%%

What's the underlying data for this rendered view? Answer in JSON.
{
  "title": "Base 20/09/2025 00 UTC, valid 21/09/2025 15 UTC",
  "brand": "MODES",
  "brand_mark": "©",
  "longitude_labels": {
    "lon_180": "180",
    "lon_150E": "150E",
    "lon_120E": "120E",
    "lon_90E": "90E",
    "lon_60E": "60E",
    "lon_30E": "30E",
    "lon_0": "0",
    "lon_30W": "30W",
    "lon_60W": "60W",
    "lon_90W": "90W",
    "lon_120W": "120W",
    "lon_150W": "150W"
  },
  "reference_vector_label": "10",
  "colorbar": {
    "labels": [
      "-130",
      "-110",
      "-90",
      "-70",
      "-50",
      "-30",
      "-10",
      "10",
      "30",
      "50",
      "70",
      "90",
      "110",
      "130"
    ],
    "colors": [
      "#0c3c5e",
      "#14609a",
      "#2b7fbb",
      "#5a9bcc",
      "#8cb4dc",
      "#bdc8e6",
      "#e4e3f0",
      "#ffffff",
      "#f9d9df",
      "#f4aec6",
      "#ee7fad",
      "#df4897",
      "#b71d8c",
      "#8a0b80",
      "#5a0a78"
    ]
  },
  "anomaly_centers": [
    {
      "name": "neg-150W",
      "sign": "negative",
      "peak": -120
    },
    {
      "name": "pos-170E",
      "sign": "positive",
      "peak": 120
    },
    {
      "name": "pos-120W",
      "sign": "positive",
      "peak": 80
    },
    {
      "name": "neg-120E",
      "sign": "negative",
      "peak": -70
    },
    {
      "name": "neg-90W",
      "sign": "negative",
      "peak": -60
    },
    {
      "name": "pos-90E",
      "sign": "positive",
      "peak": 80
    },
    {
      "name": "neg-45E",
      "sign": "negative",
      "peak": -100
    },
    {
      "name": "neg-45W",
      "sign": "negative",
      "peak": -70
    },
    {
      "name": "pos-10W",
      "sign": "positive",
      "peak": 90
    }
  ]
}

%%

- _EXERCISE INSTRUCTIONS_:
Retype the records in full. Keep every line identical to the original.

- _WRITTEN RESPONSE_:
What's the underlying data for this rendered view? Answer in JSON.
{
  "title": "Base 20/09/2025 00 UTC, valid 21/09/2025 15 UTC",
  "brand": "MODES",
  "brand_mark": "©",
  "longitude_labels": {
    "lon_180": "180",
    "lon_150E": "150E",
    "lon_120E": "120E",
    "lon_90E": "90E",
    "lon_60E": "60E",
    "lon_30E": "30E",
    "lon_0": "0",
    "lon_30W": "30W",
    "lon_60W": "60W",
    "lon_90W": "90W",
    "lon_120W": "120W",
    "lon_150W": "150W"
  },
  "reference_vector_label": "10",
  "colorbar": {
    "labels": [
      "-130",
      "-110",
      "-90",
      "-70",
      "-50",
      "-30",
      "-10",
      "10",
      "30",
      "50",
      "70",
      "90",
      "110",
      "130"
    ],
    "colors": [
      "#0c3c5e",
      "#14609a",
      "#2b7fbb",
      "#5a9bcc",
      "#8cb4dc",
      "#bdc8e6",
      "#e4e3f0",
      "#ffffff",
      "#f9d9df",
      "#f4aec6",
      "#ee7fad",
      "#df4897",
      "#b71d8c",
      "#8a0b80",
      "#5a0a78"
    ]
  },
  "anomaly_centers": [
    {
      "name": "neg-150W",
      "sign": "negative",
      "peak": -120
    },
    {
      "name": "pos-170E",
      "sign": "positive",
      "peak": 120
    },
    {
      "name": "pos-120W",
      "sign": "positive",
      "peak": 80
    },
    {
      "name": "neg-120E",
      "sign": "negative",
      "peak": -70
    },
    {
      "name": "neg-90W",
      "sign": "negative",
      "peak": -60
    },
    {
      "name": "pos-90E",
      "sign": "positive",
      "peak": 80
    },
    {
      "name": "neg-45E",
      "sign": "negative",
      "peak": -100
    },
    {
      "name": "neg-45W",
      "sign": "negative",
      "peak": -70
    },
    {
      "name": "pos-10W",
      "sign": "positive",
      "peak": 90
    }
  ]
}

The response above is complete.